# PROMPT
Identify the lines that contain the string "this", then copy each of them.

——

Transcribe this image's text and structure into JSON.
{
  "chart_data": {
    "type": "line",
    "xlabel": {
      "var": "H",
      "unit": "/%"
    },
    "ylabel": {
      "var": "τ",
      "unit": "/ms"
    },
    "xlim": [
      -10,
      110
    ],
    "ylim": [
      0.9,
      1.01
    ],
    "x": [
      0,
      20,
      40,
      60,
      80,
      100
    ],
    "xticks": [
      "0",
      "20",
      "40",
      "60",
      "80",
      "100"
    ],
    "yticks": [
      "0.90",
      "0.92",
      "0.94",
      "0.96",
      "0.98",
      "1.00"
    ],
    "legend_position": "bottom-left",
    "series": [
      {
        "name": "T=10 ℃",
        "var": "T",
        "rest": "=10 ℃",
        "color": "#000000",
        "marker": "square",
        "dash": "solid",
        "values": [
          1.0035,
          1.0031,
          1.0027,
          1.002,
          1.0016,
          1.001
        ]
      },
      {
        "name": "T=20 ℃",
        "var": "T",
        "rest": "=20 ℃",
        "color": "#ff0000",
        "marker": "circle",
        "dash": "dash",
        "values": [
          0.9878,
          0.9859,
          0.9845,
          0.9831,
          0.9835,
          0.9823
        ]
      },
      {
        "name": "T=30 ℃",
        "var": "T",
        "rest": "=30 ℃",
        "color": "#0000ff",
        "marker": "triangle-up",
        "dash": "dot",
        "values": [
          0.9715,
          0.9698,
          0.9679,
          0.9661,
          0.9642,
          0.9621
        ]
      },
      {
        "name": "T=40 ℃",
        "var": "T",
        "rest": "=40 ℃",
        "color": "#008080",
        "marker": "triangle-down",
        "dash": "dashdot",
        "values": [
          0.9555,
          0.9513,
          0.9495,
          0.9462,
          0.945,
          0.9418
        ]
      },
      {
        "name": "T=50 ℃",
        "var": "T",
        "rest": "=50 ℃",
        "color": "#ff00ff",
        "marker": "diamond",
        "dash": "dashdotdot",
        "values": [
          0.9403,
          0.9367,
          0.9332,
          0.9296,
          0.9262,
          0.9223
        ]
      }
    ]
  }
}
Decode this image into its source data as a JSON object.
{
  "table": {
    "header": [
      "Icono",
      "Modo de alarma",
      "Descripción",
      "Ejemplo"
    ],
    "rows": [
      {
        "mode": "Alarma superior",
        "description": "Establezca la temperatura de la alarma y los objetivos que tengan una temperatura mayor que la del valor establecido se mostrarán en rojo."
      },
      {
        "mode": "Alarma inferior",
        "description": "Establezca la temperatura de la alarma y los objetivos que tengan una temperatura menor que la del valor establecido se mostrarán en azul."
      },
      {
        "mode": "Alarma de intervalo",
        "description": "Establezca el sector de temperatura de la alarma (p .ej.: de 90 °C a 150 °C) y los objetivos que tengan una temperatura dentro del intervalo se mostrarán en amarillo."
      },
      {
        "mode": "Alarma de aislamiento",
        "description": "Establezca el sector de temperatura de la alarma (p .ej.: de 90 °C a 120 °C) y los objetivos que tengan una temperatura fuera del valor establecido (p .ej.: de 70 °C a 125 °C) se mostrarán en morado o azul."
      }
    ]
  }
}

——

# SOLUTION
Transcribe this image's text and structure into JSON.
Decode this image into its source data as a JSON object.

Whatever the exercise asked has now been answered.